──────── MATERIAL PROVIDED

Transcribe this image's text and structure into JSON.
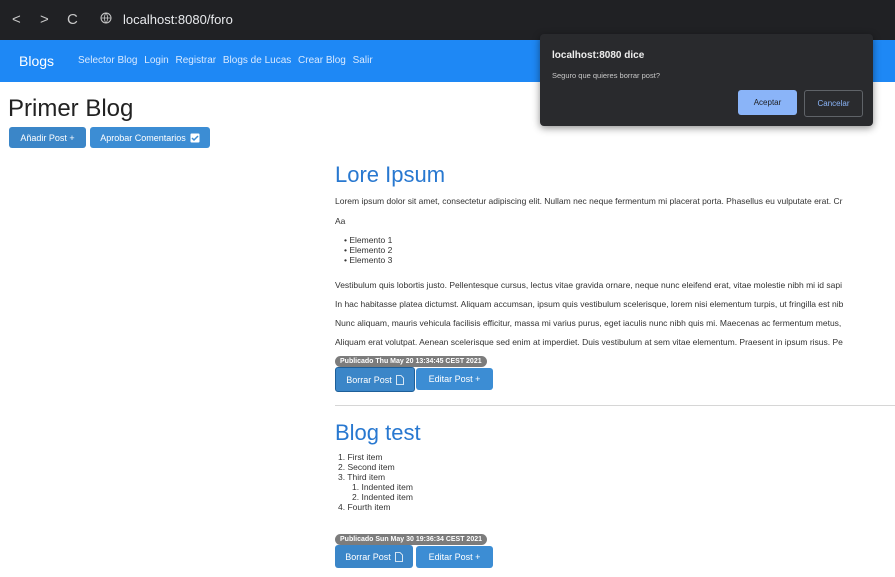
{
  "browser": {
    "back": "<",
    "forward": ">",
    "reload": "C",
    "url": "localhost:8080/foro"
  },
  "navbar": {
    "brand": "Blogs",
    "links": [
      "Selector Blog",
      "Login",
      "Registrar",
      "Blogs de Lucas",
      "Crear Blog",
      "Salir"
    ]
  },
  "page": {
    "title": "Primer Blog",
    "add_post": "Añadir Post +",
    "approve_comments": "Aprobar Comentarios"
  },
  "posts": [
    {
      "title": "Lore Ipsum",
      "paragraphs": [
        "Lorem ipsum dolor sit amet, consectetur adipiscing elit. Nullam nec neque fermentum mi placerat porta. Phasellus eu vulputate erat. Cr",
        "Aa",
        "Vestibulum quis lobortis justo. Pellentesque cursus, lectus vitae gravida ornare, neque nunc eleifend erat, vitae molestie nibh mi id sapi",
        "In hac habitasse platea dictumst. Aliquam accumsan, ipsum quis vestibulum scelerisque, lorem nisi elementum turpis, ut fringilla est nib",
        "Nunc aliquam, mauris vehicula facilisis efficitur, massa mi varius purus, eget iaculis nunc nibh quis mi. Maecenas ac fermentum metus,",
        "Aliquam erat volutpat. Aenean scelerisque sed enim at imperdiet. Duis vestibulum at sem vitae elementum. Praesent in ipsum risus. Pe"
      ],
      "list": [
        "Elemento 1",
        "Elemento 2",
        "Elemento 3"
      ],
      "badge": "Publicado Thu May 20 13:34:45 CEST 2021",
      "delete_label": "Borrar Post",
      "edit_label": "Editar Post +"
    },
    {
      "title": "Blog test",
      "ordered": [
        "First item",
        "Second item",
        "Third item",
        "Fourth item"
      ],
      "nested": [
        "Indented item",
        "Indented item"
      ],
      "badge": "Publicado Sun May 30 19:36:34 CEST 2021",
      "delete_label": "Borrar Post",
      "edit_label": "Editar Post +"
    }
  ],
  "dialog": {
    "title": "localhost:8080 dice",
    "message": "Seguro que quieres borrar post?",
    "accept": "Aceptar",
    "cancel": "Cancelar"
  }
}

────────────────

> PROMPT
Copy the material exactly. Do not include the pictures.

> SOLUTION FOR THIS EXERCISE
Transcribe this image's text and structure into JSON.
{
  "browser": {
    "back": "<",
    "forward": ">",
    "reload": "C",
    "url": "localhost:8080/foro"
  },
  "navbar": {
    "brand": "Blogs",
    "links": [
      "Selector Blog",
      "Login",
      "Registrar",
      "Blogs de Lucas",
      "Crear Blog",
      "Salir"
    ]
  },
  "page": {
    "title": "Primer Blog",
    "add_post": "Añadir Post +",
    "approve_comments": "Aprobar Comentarios"
  },
  "posts": [
    {
      "title": "Lore Ipsum",
      "paragraphs": [
        "Lorem ipsum dolor sit amet, consectetur adipiscing elit. Nullam nec neque fermentum mi placerat porta. Phasellus eu vulputate erat. Cr",
        "Aa",
        "Vestibulum quis lobortis justo. Pellentesque cursus, lectus vitae gravida ornare, neque nunc eleifend erat, vitae molestie nibh mi id sapi",
        "In hac habitasse platea dictumst. Aliquam accumsan, ipsum quis vestibulum scelerisque, lorem nisi elementum turpis, ut fringilla est nib",
        "Nunc aliquam, mauris vehicula facilisis efficitur, massa mi varius purus, eget iaculis nunc nibh quis mi. Maecenas ac fermentum metus,",
        "Aliquam erat volutpat. Aenean scelerisque sed enim at imperdiet. Duis vestibulum at sem vitae elementum. Praesent in ipsum risus. Pe"
      ],
      "list": [
        "Elemento 1",
        "Elemento 2",
        "Elemento 3"
      ],
      "badge": "Publicado Thu May 20 13:34:45 CEST 2021",
      "delete_label": "Borrar Post",
      "edit_label": "Editar Post +"
    },
    {
      "title": "Blog test",
      "ordered": [
        "First item",
        "Second item",
        "Third item",
        "Fourth item"
      ],
      "nested": [
        "Indented item",
        "Indented item"
      ],
      "badge": "Publicado Sun May 30 19:36:34 CEST 2021",
      "delete_label": "Borrar Post",
      "edit_label": "Editar Post +"
    }
  ],
  "dialog": {
    "title": "localhost:8080 dice",
    "message": "Seguro que quieres borrar post?",
    "accept": "Aceptar",
    "cancel": "Cancelar"
  }
}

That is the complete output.